• TO DO: Read through the data and report every line in which the word "Bitcoin" occurs.

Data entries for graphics

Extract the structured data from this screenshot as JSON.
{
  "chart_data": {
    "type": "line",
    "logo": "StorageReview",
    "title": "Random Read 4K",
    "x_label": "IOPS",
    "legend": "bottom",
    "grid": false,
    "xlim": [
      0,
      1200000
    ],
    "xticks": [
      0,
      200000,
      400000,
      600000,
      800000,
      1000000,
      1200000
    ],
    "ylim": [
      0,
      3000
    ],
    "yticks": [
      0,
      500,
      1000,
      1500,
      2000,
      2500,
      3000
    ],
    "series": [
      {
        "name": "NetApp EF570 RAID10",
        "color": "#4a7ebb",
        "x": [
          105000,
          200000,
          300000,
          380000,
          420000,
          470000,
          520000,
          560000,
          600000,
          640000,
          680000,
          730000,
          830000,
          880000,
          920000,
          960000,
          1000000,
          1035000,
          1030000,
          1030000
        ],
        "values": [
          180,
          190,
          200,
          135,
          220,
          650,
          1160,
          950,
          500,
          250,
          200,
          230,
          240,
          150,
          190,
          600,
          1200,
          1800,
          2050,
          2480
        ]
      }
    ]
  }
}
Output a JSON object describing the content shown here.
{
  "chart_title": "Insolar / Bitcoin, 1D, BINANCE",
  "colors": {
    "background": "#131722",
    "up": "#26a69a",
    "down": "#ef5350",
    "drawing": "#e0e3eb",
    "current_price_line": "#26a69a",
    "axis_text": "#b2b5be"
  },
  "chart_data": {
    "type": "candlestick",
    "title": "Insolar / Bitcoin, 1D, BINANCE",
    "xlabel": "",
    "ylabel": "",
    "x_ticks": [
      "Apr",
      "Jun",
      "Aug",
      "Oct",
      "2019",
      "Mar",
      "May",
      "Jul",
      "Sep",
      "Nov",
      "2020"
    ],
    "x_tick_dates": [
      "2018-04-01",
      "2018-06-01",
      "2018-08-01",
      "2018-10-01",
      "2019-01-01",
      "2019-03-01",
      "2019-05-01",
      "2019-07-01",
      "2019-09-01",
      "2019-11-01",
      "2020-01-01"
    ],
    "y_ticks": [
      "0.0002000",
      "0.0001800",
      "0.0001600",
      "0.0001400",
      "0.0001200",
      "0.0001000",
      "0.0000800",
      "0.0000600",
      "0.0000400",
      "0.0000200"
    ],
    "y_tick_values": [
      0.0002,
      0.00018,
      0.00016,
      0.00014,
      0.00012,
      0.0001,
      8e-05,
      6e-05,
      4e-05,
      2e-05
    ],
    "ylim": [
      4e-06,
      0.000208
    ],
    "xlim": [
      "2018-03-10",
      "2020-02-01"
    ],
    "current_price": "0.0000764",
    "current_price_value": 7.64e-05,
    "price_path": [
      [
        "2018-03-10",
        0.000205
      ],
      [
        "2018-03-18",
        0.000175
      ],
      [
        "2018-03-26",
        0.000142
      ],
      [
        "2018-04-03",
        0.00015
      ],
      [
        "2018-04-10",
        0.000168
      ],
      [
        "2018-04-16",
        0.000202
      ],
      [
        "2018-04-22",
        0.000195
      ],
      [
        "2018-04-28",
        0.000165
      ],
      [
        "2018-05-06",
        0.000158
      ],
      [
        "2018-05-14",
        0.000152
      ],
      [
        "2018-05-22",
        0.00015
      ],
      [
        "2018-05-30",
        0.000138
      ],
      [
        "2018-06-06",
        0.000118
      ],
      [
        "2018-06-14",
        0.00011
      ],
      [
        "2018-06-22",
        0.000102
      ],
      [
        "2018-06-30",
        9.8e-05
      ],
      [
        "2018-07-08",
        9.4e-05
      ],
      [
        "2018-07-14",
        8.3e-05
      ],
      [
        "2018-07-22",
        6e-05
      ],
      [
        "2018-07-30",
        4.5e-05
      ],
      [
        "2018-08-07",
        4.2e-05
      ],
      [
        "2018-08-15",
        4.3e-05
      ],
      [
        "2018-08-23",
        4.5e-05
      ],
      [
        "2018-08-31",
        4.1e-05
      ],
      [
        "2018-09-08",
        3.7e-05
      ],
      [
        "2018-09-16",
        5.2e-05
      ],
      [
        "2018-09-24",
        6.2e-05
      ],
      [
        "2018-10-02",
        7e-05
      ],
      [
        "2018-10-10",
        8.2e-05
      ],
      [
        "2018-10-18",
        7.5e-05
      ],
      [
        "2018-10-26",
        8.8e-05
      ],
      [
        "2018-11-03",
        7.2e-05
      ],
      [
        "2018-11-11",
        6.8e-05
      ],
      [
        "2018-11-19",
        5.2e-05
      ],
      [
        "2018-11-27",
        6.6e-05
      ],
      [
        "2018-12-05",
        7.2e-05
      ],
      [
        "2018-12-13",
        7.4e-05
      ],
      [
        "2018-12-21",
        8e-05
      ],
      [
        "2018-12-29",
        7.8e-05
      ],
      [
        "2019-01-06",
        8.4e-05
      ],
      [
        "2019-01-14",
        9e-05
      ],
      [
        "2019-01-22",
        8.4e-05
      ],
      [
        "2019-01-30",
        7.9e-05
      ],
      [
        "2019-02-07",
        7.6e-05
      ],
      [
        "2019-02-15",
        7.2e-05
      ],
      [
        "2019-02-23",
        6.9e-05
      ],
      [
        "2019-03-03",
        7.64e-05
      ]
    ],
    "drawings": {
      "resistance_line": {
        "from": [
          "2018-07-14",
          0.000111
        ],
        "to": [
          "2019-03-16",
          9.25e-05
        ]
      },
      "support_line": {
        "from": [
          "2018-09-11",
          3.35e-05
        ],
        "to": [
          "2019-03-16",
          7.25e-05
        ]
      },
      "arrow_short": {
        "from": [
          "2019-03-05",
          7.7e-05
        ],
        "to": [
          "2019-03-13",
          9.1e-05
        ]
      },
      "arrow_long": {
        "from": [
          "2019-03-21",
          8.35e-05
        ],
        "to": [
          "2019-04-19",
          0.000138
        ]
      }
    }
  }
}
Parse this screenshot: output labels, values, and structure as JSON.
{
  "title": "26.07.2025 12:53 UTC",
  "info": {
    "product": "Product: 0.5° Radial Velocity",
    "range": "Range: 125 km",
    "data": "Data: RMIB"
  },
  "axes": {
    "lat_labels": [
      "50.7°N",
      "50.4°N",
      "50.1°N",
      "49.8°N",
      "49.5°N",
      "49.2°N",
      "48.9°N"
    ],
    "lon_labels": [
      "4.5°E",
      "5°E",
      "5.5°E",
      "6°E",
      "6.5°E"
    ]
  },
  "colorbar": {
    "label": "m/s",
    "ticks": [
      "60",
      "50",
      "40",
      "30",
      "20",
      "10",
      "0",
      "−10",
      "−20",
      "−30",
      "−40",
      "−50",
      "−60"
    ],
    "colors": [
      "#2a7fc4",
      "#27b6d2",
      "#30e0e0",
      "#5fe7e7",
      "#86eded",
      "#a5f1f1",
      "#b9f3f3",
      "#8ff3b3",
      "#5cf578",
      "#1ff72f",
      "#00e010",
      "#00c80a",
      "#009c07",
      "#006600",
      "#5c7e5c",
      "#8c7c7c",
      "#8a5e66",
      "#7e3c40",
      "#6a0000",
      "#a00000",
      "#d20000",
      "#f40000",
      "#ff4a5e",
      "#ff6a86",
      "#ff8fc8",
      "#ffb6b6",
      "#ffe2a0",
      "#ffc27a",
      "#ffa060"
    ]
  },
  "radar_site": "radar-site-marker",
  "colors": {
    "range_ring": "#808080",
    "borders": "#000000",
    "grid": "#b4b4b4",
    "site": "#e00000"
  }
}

• FULL ANSWER:
  "chart_title": "Insolar / Bitcoin, 1D, BINANCE",
    "title": "Insolar / Bitcoin, 1D, BINANCE",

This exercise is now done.